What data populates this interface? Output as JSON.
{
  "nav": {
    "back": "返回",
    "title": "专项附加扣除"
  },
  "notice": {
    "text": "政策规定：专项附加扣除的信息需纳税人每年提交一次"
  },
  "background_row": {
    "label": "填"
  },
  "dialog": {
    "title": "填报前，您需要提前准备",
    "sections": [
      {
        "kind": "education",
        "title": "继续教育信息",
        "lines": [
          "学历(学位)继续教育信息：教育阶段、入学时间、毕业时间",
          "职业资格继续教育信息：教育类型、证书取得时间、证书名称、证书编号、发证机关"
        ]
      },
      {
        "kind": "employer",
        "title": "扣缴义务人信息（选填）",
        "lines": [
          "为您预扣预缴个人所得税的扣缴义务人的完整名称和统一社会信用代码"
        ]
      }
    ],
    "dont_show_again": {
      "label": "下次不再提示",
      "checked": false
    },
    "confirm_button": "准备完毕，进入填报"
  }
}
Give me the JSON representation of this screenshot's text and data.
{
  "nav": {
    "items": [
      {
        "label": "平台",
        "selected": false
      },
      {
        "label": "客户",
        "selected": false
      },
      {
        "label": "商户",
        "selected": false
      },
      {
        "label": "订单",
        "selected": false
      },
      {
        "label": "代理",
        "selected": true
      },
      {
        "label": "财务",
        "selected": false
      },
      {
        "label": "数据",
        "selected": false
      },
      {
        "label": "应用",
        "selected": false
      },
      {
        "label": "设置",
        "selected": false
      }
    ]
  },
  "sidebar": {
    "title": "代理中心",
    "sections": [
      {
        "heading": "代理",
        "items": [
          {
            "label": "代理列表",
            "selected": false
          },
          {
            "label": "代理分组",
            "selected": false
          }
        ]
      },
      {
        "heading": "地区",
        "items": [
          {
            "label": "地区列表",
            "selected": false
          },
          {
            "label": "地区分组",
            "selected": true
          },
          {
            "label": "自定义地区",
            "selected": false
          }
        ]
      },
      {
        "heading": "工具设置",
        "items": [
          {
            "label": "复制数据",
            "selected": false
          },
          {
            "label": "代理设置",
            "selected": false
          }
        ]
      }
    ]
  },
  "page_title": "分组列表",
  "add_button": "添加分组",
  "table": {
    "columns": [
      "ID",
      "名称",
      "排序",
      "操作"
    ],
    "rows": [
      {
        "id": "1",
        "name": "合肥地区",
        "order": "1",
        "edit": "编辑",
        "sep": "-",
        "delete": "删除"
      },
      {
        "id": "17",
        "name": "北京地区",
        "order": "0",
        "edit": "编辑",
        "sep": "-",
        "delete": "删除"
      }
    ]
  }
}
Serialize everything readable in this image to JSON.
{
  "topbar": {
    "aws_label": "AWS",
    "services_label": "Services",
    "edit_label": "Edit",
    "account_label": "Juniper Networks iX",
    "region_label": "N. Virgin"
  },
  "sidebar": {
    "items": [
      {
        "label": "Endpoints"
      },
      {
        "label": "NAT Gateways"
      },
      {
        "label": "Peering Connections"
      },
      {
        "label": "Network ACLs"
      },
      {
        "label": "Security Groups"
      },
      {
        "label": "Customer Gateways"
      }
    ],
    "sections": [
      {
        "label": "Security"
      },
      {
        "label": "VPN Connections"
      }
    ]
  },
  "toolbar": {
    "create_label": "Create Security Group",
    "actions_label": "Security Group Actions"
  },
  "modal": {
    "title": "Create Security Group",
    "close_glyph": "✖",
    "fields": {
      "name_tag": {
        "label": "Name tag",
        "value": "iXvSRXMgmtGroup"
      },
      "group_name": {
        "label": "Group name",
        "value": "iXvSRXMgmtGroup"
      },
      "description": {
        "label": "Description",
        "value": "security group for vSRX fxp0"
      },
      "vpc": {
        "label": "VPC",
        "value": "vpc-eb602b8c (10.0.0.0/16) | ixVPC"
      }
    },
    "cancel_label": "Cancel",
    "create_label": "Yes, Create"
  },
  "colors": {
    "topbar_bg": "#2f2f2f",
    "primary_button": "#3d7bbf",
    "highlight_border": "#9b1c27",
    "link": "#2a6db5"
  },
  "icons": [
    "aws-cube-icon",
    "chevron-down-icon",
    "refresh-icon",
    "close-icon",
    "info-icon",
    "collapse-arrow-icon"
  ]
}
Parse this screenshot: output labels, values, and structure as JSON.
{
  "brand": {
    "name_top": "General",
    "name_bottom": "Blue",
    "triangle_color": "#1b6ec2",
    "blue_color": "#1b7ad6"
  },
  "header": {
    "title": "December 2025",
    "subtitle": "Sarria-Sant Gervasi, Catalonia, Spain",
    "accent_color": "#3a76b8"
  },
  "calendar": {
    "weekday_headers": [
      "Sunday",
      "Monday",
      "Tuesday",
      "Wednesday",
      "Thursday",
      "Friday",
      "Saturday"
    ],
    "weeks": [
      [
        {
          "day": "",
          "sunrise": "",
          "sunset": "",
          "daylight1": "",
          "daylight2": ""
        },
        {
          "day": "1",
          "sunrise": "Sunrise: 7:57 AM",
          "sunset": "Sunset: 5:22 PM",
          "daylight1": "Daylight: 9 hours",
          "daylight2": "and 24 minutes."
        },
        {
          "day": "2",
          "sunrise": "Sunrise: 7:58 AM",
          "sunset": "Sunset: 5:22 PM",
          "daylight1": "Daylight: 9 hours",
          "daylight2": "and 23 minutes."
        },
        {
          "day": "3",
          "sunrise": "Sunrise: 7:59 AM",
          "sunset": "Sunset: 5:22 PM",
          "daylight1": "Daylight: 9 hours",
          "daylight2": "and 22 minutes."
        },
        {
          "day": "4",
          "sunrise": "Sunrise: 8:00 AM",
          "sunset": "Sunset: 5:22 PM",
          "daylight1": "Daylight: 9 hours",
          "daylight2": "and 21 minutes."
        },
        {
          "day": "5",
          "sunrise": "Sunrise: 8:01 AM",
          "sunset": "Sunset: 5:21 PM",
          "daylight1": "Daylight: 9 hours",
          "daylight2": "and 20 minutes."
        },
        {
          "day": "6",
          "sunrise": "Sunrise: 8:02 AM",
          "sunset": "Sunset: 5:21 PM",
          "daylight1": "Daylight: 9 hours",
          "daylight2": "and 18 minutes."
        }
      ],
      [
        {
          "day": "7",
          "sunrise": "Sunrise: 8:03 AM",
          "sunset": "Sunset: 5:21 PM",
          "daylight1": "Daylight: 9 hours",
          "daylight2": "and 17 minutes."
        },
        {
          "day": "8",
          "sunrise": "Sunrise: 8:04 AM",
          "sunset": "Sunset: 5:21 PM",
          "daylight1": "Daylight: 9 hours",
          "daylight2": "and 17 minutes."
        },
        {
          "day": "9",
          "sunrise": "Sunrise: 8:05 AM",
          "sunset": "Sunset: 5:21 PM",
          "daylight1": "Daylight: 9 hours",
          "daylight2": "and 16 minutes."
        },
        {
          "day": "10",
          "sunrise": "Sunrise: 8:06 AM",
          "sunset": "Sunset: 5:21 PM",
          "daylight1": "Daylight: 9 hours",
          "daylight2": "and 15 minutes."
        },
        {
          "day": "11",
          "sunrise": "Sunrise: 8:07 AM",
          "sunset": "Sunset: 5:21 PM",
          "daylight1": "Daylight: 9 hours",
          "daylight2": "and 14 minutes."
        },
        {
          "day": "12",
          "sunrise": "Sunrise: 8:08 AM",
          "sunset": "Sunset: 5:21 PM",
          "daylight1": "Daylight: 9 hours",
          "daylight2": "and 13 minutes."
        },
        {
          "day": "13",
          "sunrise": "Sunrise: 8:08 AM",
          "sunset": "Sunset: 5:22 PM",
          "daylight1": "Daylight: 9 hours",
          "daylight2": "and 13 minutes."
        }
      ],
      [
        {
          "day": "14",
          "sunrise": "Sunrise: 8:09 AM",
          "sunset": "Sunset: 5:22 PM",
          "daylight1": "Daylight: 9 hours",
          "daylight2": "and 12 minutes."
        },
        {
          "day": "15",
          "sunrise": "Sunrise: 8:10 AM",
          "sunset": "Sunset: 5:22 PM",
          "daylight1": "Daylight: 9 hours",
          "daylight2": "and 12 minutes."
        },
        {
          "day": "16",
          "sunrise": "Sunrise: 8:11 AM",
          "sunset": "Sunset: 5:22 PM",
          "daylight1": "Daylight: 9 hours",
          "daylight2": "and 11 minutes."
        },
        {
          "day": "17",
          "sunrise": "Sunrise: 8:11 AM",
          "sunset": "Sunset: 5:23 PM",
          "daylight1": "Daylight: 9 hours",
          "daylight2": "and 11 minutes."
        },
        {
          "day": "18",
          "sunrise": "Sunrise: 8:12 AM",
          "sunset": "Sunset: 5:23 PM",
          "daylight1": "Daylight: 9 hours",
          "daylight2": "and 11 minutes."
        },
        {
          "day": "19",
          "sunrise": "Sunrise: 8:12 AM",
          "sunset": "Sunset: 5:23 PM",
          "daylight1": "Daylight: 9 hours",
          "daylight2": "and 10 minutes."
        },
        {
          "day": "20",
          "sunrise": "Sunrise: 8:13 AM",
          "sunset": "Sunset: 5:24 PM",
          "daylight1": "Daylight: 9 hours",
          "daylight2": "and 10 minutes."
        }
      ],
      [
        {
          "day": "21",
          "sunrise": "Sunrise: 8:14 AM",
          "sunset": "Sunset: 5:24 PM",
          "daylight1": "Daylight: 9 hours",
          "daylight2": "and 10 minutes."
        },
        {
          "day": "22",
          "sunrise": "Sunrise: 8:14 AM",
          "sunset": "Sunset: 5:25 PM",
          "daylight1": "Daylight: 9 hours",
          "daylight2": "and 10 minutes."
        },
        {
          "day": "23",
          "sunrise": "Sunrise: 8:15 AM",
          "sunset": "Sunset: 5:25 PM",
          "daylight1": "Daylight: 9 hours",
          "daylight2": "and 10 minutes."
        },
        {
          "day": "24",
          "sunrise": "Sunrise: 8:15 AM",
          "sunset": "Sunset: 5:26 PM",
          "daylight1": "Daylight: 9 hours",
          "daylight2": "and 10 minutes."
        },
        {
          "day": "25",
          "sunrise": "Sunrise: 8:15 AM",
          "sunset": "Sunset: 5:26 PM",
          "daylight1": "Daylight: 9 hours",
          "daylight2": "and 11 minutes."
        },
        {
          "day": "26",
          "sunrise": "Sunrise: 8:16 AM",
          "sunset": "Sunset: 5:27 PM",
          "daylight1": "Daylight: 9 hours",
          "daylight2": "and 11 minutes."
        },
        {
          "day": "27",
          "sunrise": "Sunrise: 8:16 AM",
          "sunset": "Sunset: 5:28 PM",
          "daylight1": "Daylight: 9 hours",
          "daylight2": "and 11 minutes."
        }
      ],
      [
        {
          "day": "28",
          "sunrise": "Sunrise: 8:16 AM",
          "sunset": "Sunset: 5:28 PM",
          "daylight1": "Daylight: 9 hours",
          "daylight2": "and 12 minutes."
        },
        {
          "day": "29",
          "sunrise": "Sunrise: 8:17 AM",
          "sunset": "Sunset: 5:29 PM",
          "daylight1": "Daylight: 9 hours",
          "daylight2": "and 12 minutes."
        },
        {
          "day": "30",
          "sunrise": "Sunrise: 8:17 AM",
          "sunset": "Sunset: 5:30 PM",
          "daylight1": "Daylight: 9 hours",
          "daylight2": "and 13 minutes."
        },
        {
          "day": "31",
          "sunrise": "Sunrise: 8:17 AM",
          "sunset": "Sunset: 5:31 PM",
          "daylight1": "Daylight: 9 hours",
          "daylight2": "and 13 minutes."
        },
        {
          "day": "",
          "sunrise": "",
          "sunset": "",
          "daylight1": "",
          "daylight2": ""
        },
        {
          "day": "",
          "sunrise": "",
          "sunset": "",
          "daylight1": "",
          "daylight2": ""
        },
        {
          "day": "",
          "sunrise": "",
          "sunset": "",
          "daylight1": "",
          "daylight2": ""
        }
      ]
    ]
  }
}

▶ [EXERCISE BRIEF]
Copy out each line in the preceding records that contains "Connections".

▶ [THE ANSWER]
        "label": "Peering Connections"
        "label": "VPN Connections"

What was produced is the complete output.